*Exercise directions:*
Please set down all the lines beneath this one exactly, without the pictures.

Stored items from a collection
□ □ □ □ □ □ □

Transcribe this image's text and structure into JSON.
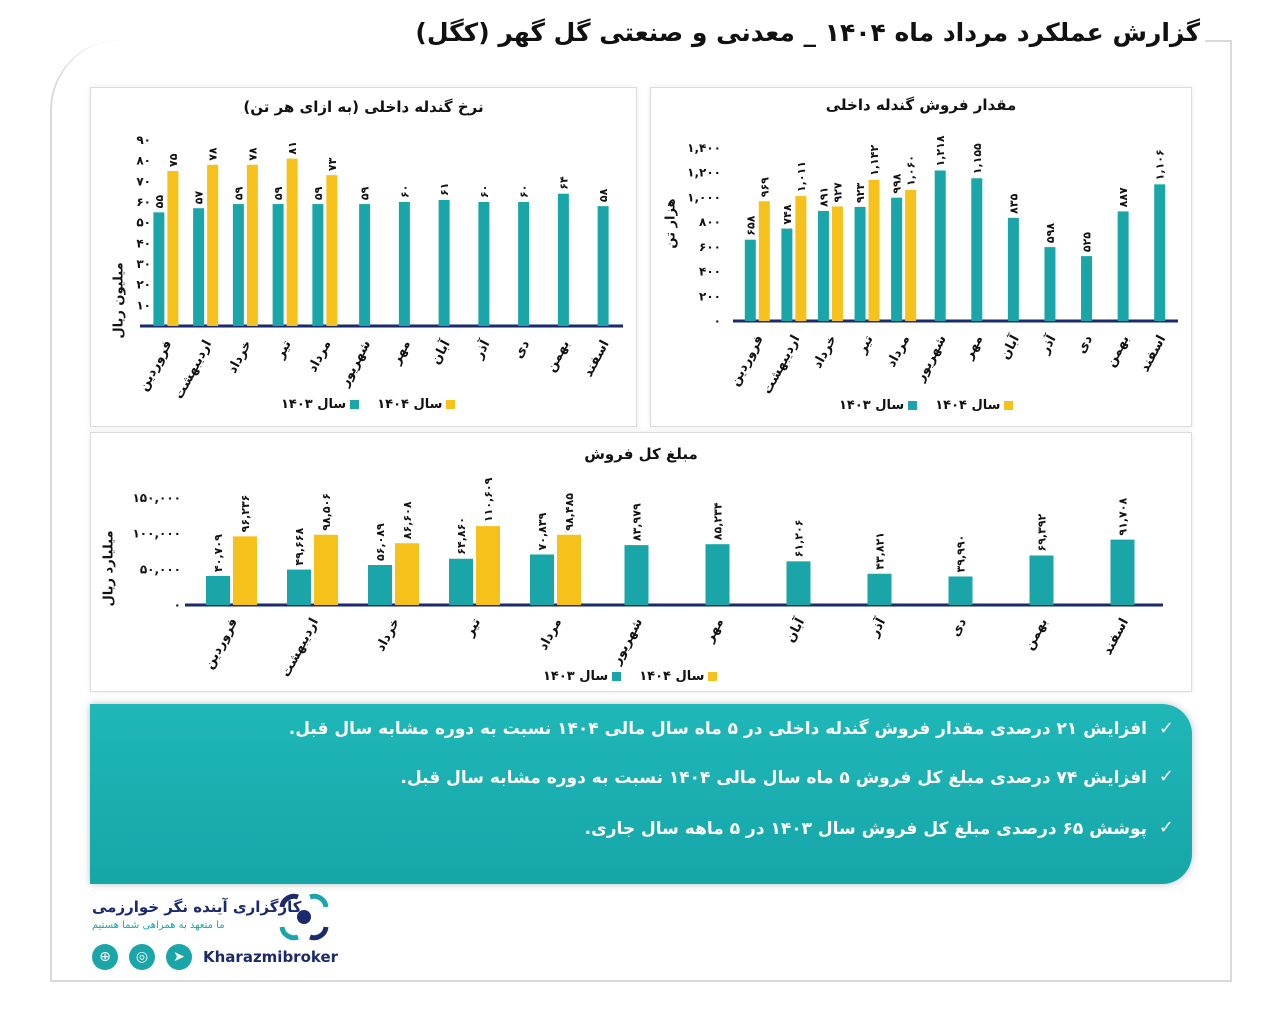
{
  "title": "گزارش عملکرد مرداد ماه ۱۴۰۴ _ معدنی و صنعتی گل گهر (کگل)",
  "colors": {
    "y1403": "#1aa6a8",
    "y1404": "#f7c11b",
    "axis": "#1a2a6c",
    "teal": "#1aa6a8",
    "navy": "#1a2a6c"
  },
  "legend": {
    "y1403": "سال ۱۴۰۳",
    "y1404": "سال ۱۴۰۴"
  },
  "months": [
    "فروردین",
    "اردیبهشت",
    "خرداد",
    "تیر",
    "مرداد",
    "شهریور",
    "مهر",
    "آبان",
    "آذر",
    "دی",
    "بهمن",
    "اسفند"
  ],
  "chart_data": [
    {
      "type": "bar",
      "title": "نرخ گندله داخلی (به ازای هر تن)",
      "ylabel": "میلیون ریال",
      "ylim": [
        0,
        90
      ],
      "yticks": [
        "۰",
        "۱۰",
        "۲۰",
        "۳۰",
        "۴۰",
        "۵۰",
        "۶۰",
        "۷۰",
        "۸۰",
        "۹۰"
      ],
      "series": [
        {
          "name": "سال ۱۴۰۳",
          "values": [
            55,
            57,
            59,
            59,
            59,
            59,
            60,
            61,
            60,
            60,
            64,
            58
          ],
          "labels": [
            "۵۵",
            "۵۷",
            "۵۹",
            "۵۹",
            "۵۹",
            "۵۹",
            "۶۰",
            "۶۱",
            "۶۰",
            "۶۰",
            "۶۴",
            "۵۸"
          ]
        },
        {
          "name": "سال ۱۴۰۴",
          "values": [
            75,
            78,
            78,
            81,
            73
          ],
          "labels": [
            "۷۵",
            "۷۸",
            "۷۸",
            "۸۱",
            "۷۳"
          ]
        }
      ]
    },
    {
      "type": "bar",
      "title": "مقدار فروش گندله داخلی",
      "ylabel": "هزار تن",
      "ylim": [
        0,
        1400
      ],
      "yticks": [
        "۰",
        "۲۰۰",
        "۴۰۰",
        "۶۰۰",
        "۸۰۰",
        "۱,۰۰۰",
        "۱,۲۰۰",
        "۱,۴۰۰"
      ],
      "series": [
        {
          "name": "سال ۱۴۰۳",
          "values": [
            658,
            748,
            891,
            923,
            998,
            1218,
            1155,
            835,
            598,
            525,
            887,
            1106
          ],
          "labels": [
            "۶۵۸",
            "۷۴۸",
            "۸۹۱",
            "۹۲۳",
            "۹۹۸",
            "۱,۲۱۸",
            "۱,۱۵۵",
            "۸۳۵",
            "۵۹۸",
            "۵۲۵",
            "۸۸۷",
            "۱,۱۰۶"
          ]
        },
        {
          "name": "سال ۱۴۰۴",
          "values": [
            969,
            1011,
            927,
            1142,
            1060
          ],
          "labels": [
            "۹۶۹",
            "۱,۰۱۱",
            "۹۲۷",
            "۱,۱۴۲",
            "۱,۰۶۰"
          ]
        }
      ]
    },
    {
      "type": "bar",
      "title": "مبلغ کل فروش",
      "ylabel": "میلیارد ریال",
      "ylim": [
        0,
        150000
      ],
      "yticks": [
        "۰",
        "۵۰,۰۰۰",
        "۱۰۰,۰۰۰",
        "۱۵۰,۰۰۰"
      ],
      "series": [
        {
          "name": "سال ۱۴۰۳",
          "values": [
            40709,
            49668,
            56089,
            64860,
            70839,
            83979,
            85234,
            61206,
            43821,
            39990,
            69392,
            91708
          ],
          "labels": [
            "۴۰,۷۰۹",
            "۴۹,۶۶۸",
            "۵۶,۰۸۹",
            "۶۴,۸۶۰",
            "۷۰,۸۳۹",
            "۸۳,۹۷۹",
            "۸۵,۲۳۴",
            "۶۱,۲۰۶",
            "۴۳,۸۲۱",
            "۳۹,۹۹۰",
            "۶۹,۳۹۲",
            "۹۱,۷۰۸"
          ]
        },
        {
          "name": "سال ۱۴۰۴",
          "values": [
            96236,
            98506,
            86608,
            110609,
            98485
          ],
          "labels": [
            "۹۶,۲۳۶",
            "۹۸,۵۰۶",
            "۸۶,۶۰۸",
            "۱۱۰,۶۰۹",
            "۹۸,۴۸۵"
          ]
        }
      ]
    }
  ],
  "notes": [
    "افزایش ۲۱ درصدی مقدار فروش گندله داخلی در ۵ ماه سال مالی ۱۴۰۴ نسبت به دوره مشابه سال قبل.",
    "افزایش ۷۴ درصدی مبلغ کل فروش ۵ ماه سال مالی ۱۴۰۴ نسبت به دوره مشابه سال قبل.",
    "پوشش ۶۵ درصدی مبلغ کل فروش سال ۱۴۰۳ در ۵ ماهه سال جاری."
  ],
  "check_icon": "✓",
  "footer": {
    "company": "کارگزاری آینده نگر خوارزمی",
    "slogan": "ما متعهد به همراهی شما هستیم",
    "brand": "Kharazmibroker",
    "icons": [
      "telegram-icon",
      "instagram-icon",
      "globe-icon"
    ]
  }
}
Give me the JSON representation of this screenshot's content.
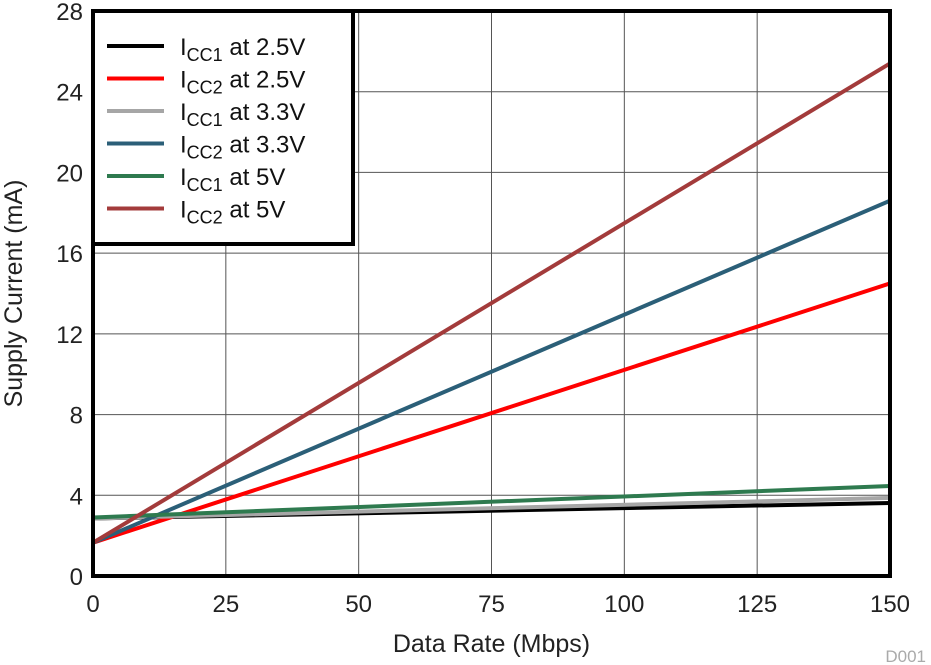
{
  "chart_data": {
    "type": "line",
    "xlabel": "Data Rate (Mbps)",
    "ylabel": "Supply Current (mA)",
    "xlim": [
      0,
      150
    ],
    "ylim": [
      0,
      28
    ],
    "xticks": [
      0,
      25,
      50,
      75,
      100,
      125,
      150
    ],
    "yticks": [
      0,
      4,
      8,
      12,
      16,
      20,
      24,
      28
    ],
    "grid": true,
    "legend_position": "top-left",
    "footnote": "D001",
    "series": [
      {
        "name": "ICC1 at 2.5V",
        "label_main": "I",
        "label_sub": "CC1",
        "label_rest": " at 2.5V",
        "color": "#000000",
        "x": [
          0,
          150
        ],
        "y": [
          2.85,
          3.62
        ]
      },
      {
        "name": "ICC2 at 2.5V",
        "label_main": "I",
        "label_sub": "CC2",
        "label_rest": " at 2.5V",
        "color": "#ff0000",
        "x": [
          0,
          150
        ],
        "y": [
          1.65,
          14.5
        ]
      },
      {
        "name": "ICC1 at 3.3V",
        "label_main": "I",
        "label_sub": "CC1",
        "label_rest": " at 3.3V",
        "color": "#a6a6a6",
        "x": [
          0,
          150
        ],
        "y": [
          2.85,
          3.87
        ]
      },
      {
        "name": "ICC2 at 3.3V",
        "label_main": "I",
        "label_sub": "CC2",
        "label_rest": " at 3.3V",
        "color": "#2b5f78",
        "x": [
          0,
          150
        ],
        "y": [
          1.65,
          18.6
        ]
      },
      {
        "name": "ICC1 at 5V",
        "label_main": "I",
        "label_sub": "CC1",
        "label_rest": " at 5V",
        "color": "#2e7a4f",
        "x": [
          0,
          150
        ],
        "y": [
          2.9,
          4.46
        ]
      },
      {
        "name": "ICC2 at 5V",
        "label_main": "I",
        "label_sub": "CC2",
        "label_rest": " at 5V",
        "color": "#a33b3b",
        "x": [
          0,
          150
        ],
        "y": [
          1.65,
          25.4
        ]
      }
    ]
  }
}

□ □ □ □ □ □ □

*Response to the task:*
Transcribe this image's text and structure into JSON.
{
  "title": "گزارش عملکرد مرداد ماه ۱۴۰۴ _ معدنی و صنعتی گل گهر (کگل)",
  "colors": {
    "y1403": "#1aa6a8",
    "y1404": "#f7c11b",
    "axis": "#1a2a6c",
    "teal": "#1aa6a8",
    "navy": "#1a2a6c"
  },
  "legend": {
    "y1403": "سال ۱۴۰۳",
    "y1404": "سال ۱۴۰۴"
  },
  "months": [
    "فروردین",
    "اردیبهشت",
    "خرداد",
    "تیر",
    "مرداد",
    "شهریور",
    "مهر",
    "آبان",
    "آذر",
    "دی",
    "بهمن",
    "اسفند"
  ],
  "chart_data": [
    {
      "type": "bar",
      "title": "نرخ گندله داخلی (به ازای هر تن)",
      "ylabel": "میلیون ریال",
      "ylim": [
        0,
        90
      ],
      "yticks": [
        "۰",
        "۱۰",
        "۲۰",
        "۳۰",
        "۴۰",
        "۵۰",
        "۶۰",
        "۷۰",
        "۸۰",
        "۹۰"
      ],
      "series": [
        {
          "name": "سال ۱۴۰۳",
          "values": [
            55,
            57,
            59,
            59,
            59,
            59,
            60,
            61,
            60,
            60,
            64,
            58
          ],
          "labels": [
            "۵۵",
            "۵۷",
            "۵۹",
            "۵۹",
            "۵۹",
            "۵۹",
            "۶۰",
            "۶۱",
            "۶۰",
            "۶۰",
            "۶۴",
            "۵۸"
          ]
        },
        {
          "name": "سال ۱۴۰۴",
          "values": [
            75,
            78,
            78,
            81,
            73
          ],
          "labels": [
            "۷۵",
            "۷۸",
            "۷۸",
            "۸۱",
            "۷۳"
          ]
        }
      ]
    },
    {
      "type": "bar",
      "title": "مقدار فروش گندله داخلی",
      "ylabel": "هزار تن",
      "ylim": [
        0,
        1400
      ],
      "yticks": [
        "۰",
        "۲۰۰",
        "۴۰۰",
        "۶۰۰",
        "۸۰۰",
        "۱,۰۰۰",
        "۱,۲۰۰",
        "۱,۴۰۰"
      ],
      "series": [
        {
          "name": "سال ۱۴۰۳",
          "values": [
            658,
            748,
            891,
            923,
            998,
            1218,
            1155,
            835,
            598,
            525,
            887,
            1106
          ],
          "labels": [
            "۶۵۸",
            "۷۴۸",
            "۸۹۱",
            "۹۲۳",
            "۹۹۸",
            "۱,۲۱۸",
            "۱,۱۵۵",
            "۸۳۵",
            "۵۹۸",
            "۵۲۵",
            "۸۸۷",
            "۱,۱۰۶"
          ]
        },
        {
          "name": "سال ۱۴۰۴",
          "values": [
            969,
            1011,
            927,
            1142,
            1060
          ],
          "labels": [
            "۹۶۹",
            "۱,۰۱۱",
            "۹۲۷",
            "۱,۱۴۲",
            "۱,۰۶۰"
          ]
        }
      ]
    },
    {
      "type": "bar",
      "title": "مبلغ کل فروش",
      "ylabel": "میلیارد ریال",
      "ylim": [
        0,
        150000
      ],
      "yticks": [
        "۰",
        "۵۰,۰۰۰",
        "۱۰۰,۰۰۰",
        "۱۵۰,۰۰۰"
      ],
      "series": [
        {
          "name": "سال ۱۴۰۳",
          "values": [
            40709,
            49668,
            56089,
            64860,
            70839,
            83979,
            85234,
            61206,
            43821,
            39990,
            69392,
            91708
          ],
          "labels": [
            "۴۰,۷۰۹",
            "۴۹,۶۶۸",
            "۵۶,۰۸۹",
            "۶۴,۸۶۰",
            "۷۰,۸۳۹",
            "۸۳,۹۷۹",
            "۸۵,۲۳۴",
            "۶۱,۲۰۶",
            "۴۳,۸۲۱",
            "۳۹,۹۹۰",
            "۶۹,۳۹۲",
            "۹۱,۷۰۸"
          ]
        },
        {
          "name": "سال ۱۴۰۴",
          "values": [
            96236,
            98506,
            86608,
            110609,
            98485
          ],
          "labels": [
            "۹۶,۲۳۶",
            "۹۸,۵۰۶",
            "۸۶,۶۰۸",
            "۱۱۰,۶۰۹",
            "۹۸,۴۸۵"
          ]
        }
      ]
    }
  ],
  "notes": [
    "افزایش ۲۱ درصدی مقدار فروش گندله داخلی در ۵ ماه سال مالی ۱۴۰۴ نسبت به دوره مشابه سال قبل.",
    "افزایش ۷۴ درصدی مبلغ کل فروش ۵ ماه سال مالی ۱۴۰۴ نسبت به دوره مشابه سال قبل.",
    "پوشش ۶۵ درصدی مبلغ کل فروش سال ۱۴۰۳ در ۵ ماهه سال جاری."
  ],
  "check_icon": "✓",
  "footer": {
    "company": "کارگزاری آینده نگر خوارزمی",
    "slogan": "ما متعهد به همراهی شما هستیم",
    "brand": "Kharazmibroker",
    "icons": [
      "telegram-icon",
      "instagram-icon",
      "globe-icon"
    ]
  }
}
Give me the JSON representation of this screenshot's content.
{
  "chart_data": {
    "type": "line",
    "xlabel": "Data Rate (Mbps)",
    "ylabel": "Supply Current (mA)",
    "xlim": [
      0,
      150
    ],
    "ylim": [
      0,
      28
    ],
    "xticks": [
      0,
      25,
      50,
      75,
      100,
      125,
      150
    ],
    "yticks": [
      0,
      4,
      8,
      12,
      16,
      20,
      24,
      28
    ],
    "grid": true,
    "legend_position": "top-left",
    "footnote": "D001",
    "series": [
      {
        "name": "ICC1 at 2.5V",
        "label_main": "I",
        "label_sub": "CC1",
        "label_rest": " at 2.5V",
        "color": "#000000",
        "x": [
          0,
          150
        ],
        "y": [
          2.85,
          3.62
        ]
      },
      {
        "name": "ICC2 at 2.5V",
        "label_main": "I",
        "label_sub": "CC2",
        "label_rest": " at 2.5V",
        "color": "#ff0000",
        "x": [
          0,
          150
        ],
        "y": [
          1.65,
          14.5
        ]
      },
      {
        "name": "ICC1 at 3.3V",
        "label_main": "I",
        "label_sub": "CC1",
        "label_rest": " at 3.3V",
        "color": "#a6a6a6",
        "x": [
          0,
          150
        ],
        "y": [
          2.85,
          3.87
        ]
      },
      {
        "name": "ICC2 at 3.3V",
        "label_main": "I",
        "label_sub": "CC2",
        "label_rest": " at 3.3V",
        "color": "#2b5f78",
        "x": [
          0,
          150
        ],
        "y": [
          1.65,
          18.6
        ]
      },
      {
        "name": "ICC1 at 5V",
        "label_main": "I",
        "label_sub": "CC1",
        "label_rest": " at 5V",
        "color": "#2e7a4f",
        "x": [
          0,
          150
        ],
        "y": [
          2.9,
          4.46
        ]
      },
      {
        "name": "ICC2 at 5V",
        "label_main": "I",
        "label_sub": "CC2",
        "label_rest": " at 5V",
        "color": "#a33b3b",
        "x": [
          0,
          150
        ],
        "y": [
          1.65,
          25.4
        ]
      }
    ]
  }
}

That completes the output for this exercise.